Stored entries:
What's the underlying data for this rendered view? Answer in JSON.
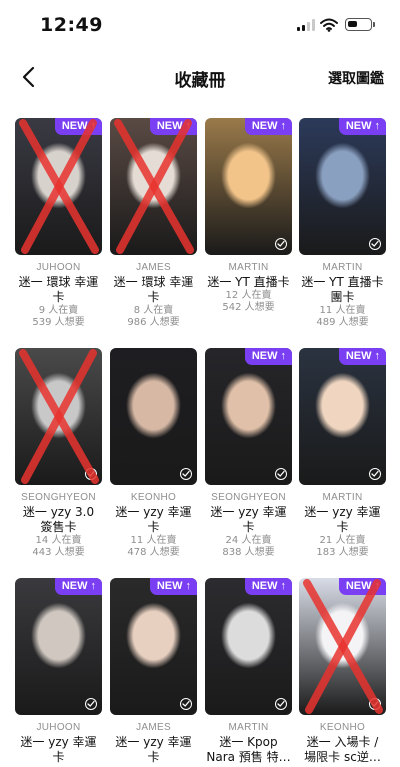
{
  "status": {
    "time": "12:49"
  },
  "header": {
    "title": "收藏冊",
    "action_label": "選取圖鑑",
    "back_icon": "chevron-left-icon"
  },
  "colors": {
    "accent": "#7a3ff2",
    "cross": "#e8332e"
  },
  "cards": [
    {
      "artist": "JUHOON",
      "title": "迷一 環球 幸運\n卡",
      "sellers": "9 人在賣",
      "wanted": "539 人想要",
      "is_new": true,
      "badge": "NEW",
      "crossed": true,
      "owned": false
    },
    {
      "artist": "JAMES",
      "title": "迷一 環球 幸運\n卡",
      "sellers": "8 人在賣",
      "wanted": "986 人想要",
      "is_new": true,
      "badge": "NEW",
      "crossed": true,
      "owned": false
    },
    {
      "artist": "MARTIN",
      "title": "迷一 YT 直播卡",
      "sellers": "12 人在賣",
      "wanted": "542 人想要",
      "is_new": true,
      "badge": "NEW",
      "crossed": false,
      "owned": true
    },
    {
      "artist": "MARTIN",
      "title": "迷一 YT 直播卡\n團卡",
      "sellers": "11 人在賣",
      "wanted": "489 人想要",
      "is_new": true,
      "badge": "NEW",
      "crossed": false,
      "owned": true
    },
    {
      "artist": "SEONGHYEON",
      "title": "迷一 yzy 3.0\n簽售卡",
      "sellers": "14 人在賣",
      "wanted": "443 人想要",
      "is_new": false,
      "badge": "",
      "crossed": true,
      "owned": true
    },
    {
      "artist": "KEONHO",
      "title": "迷一 yzy 幸運\n卡",
      "sellers": "11 人在賣",
      "wanted": "478 人想要",
      "is_new": false,
      "badge": "",
      "crossed": false,
      "owned": true
    },
    {
      "artist": "SEONGHYEON",
      "title": "迷一 yzy 幸運\n卡",
      "sellers": "24 人在賣",
      "wanted": "838 人想要",
      "is_new": true,
      "badge": "NEW",
      "crossed": false,
      "owned": true
    },
    {
      "artist": "MARTIN",
      "title": "迷一 yzy 幸運\n卡",
      "sellers": "21 人在賣",
      "wanted": "183 人想要",
      "is_new": true,
      "badge": "NEW",
      "crossed": false,
      "owned": true
    },
    {
      "artist": "JUHOON",
      "title": "迷一 yzy 幸運\n卡",
      "sellers": "",
      "wanted": "",
      "is_new": true,
      "badge": "NEW",
      "crossed": false,
      "owned": true
    },
    {
      "artist": "JAMES",
      "title": "迷一 yzy 幸運\n卡",
      "sellers": "",
      "wanted": "",
      "is_new": true,
      "badge": "NEW",
      "crossed": false,
      "owned": true
    },
    {
      "artist": "MARTIN",
      "title": "迷一 Kpop\nNara 預售 特…",
      "sellers": "",
      "wanted": "",
      "is_new": true,
      "badge": "NEW",
      "crossed": false,
      "owned": true
    },
    {
      "artist": "KEONHO",
      "title": "迷一 入場卡 /\n場限卡 sc逆…",
      "sellers": "",
      "wanted": "",
      "is_new": true,
      "badge": "NEW",
      "crossed": true,
      "owned": true
    }
  ]
}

## Set problem
Strip out the images, then output the records above word for word.

## Reply
What's the underlying data for this rendered view? Answer in JSON.
{
  "status": {
    "time": "12:49"
  },
  "header": {
    "title": "收藏冊",
    "action_label": "選取圖鑑",
    "back_icon": "chevron-left-icon"
  },
  "colors": {
    "accent": "#7a3ff2",
    "cross": "#e8332e"
  },
  "cards": [
    {
      "artist": "JUHOON",
      "title": "迷一 環球 幸運\n卡",
      "sellers": "9 人在賣",
      "wanted": "539 人想要",
      "is_new": true,
      "badge": "NEW",
      "crossed": true,
      "owned": false
    },
    {
      "artist": "JAMES",
      "title": "迷一 環球 幸運\n卡",
      "sellers": "8 人在賣",
      "wanted": "986 人想要",
      "is_new": true,
      "badge": "NEW",
      "crossed": true,
      "owned": false
    },
    {
      "artist": "MARTIN",
      "title": "迷一 YT 直播卡",
      "sellers": "12 人在賣",
      "wanted": "542 人想要",
      "is_new": true,
      "badge": "NEW",
      "crossed": false,
      "owned": true
    },
    {
      "artist": "MARTIN",
      "title": "迷一 YT 直播卡\n團卡",
      "sellers": "11 人在賣",
      "wanted": "489 人想要",
      "is_new": true,
      "badge": "NEW",
      "crossed": false,
      "owned": true
    },
    {
      "artist": "SEONGHYEON",
      "title": "迷一 yzy 3.0\n簽售卡",
      "sellers": "14 人在賣",
      "wanted": "443 人想要",
      "is_new": false,
      "badge": "",
      "crossed": true,
      "owned": true
    },
    {
      "artist": "KEONHO",
      "title": "迷一 yzy 幸運\n卡",
      "sellers": "11 人在賣",
      "wanted": "478 人想要",
      "is_new": false,
      "badge": "",
      "crossed": false,
      "owned": true
    },
    {
      "artist": "SEONGHYEON",
      "title": "迷一 yzy 幸運\n卡",
      "sellers": "24 人在賣",
      "wanted": "838 人想要",
      "is_new": true,
      "badge": "NEW",
      "crossed": false,
      "owned": true
    },
    {
      "artist": "MARTIN",
      "title": "迷一 yzy 幸運\n卡",
      "sellers": "21 人在賣",
      "wanted": "183 人想要",
      "is_new": true,
      "badge": "NEW",
      "crossed": false,
      "owned": true
    },
    {
      "artist": "JUHOON",
      "title": "迷一 yzy 幸運\n卡",
      "sellers": "",
      "wanted": "",
      "is_new": true,
      "badge": "NEW",
      "crossed": false,
      "owned": true
    },
    {
      "artist": "JAMES",
      "title": "迷一 yzy 幸運\n卡",
      "sellers": "",
      "wanted": "",
      "is_new": true,
      "badge": "NEW",
      "crossed": false,
      "owned": true
    },
    {
      "artist": "MARTIN",
      "title": "迷一 Kpop\nNara 預售 特…",
      "sellers": "",
      "wanted": "",
      "is_new": true,
      "badge": "NEW",
      "crossed": false,
      "owned": true
    },
    {
      "artist": "KEONHO",
      "title": "迷一 入場卡 /\n場限卡 sc逆…",
      "sellers": "",
      "wanted": "",
      "is_new": true,
      "badge": "NEW",
      "crossed": true,
      "owned": true
    }
  ]
}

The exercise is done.